DATASET ::
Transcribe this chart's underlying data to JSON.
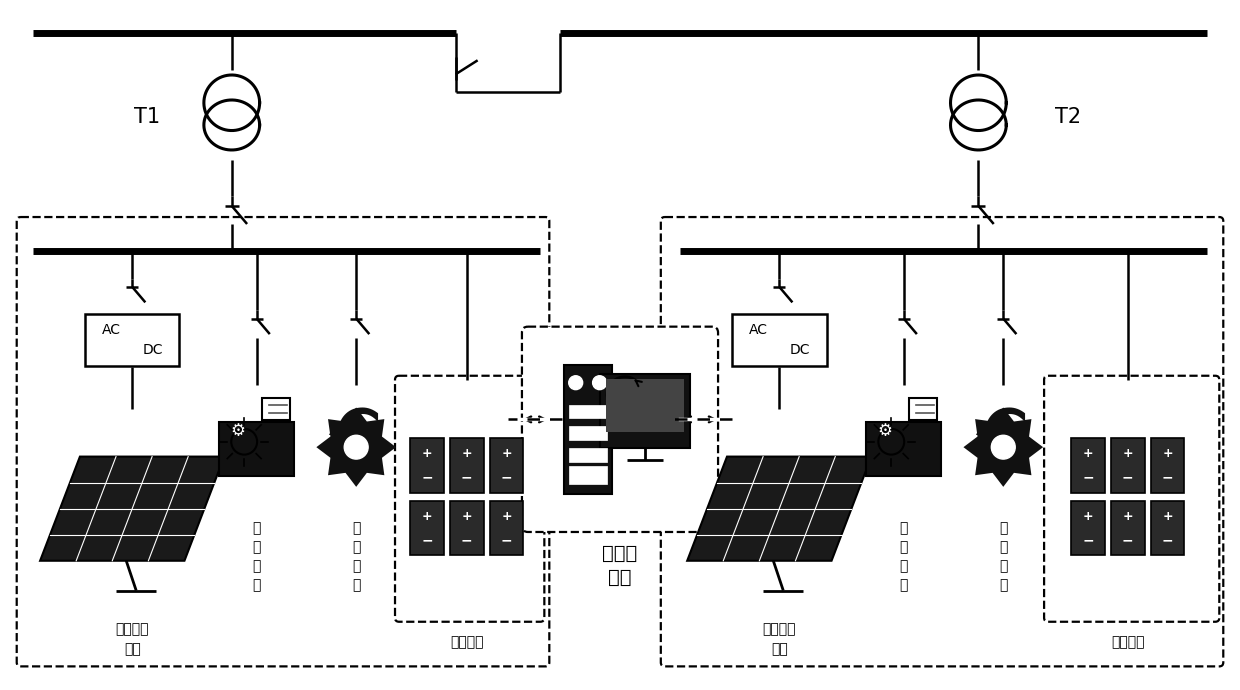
{
  "bg_color": "#ffffff",
  "line_color": "#000000",
  "fig_width": 12.4,
  "fig_height": 6.9,
  "t1_label": "T1",
  "t2_label": "T2",
  "label_pv1": "光伏电池阵列",
  "label_pv1_line2": "阵列",
  "label_important_load1": "重要负荷",
  "label_production_load1": "产线负荷",
  "label_storage1": "储能系统",
  "label_pv2": "光伏电池阵列",
  "label_important_load2": "重要负荷",
  "label_production_load2": "产线负荷",
  "label_storage2": "储能系统",
  "label_controller": "中央控制器",
  "font_size_small": 9,
  "font_size_label": 10,
  "font_size_T": 13,
  "font_size_ctrl": 12
}
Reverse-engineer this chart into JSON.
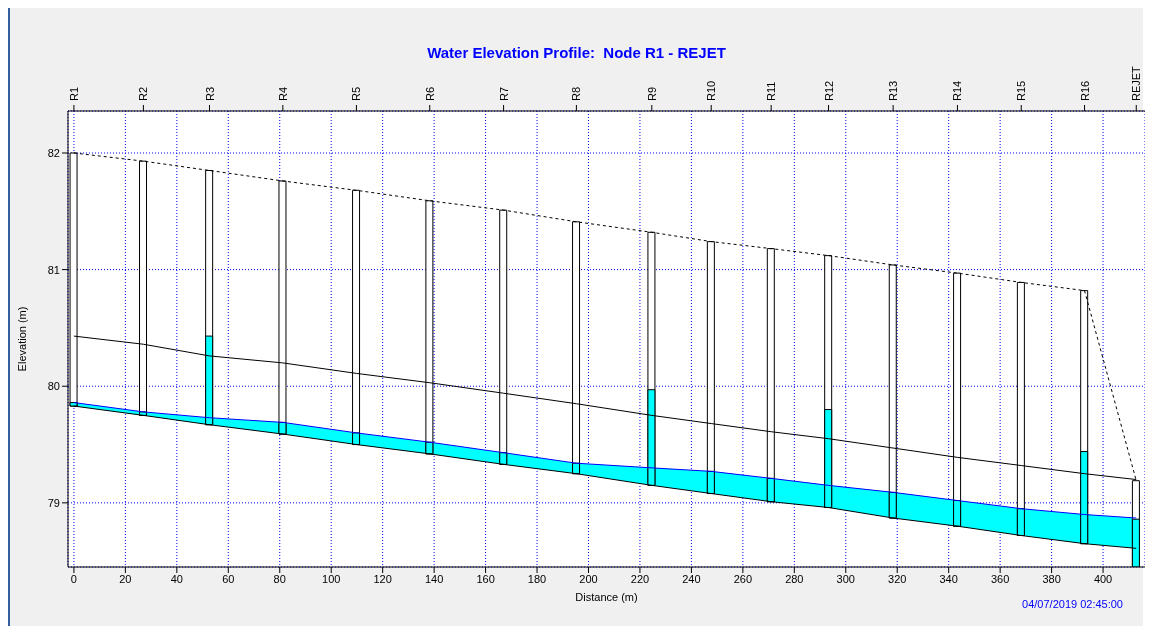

TASK STATEMENT :: Set the pictures aside and transcribe the data above exactly.

THE REPLY ::
Transcribe this chart's underlying data to JSON.
{
  "bg_color": "#ffffff",
  "line_color": "#000000",
  "fig_width": 12.4,
  "fig_height": 6.9,
  "t1_label": "T1",
  "t2_label": "T2",
  "label_pv1": "光伏电池阵列",
  "label_pv1_line2": "阵列",
  "label_important_load1": "重要负荷",
  "label_production_load1": "产线负荷",
  "label_storage1": "储能系统",
  "label_pv2": "光伏电池阵列",
  "label_important_load2": "重要负荷",
  "label_production_load2": "产线负荷",
  "label_storage2": "储能系统",
  "label_controller": "中央控制器",
  "font_size_small": 9,
  "font_size_label": 10,
  "font_size_T": 13,
  "font_size_ctrl": 12
}
Reverse-engineer this chart into JSON.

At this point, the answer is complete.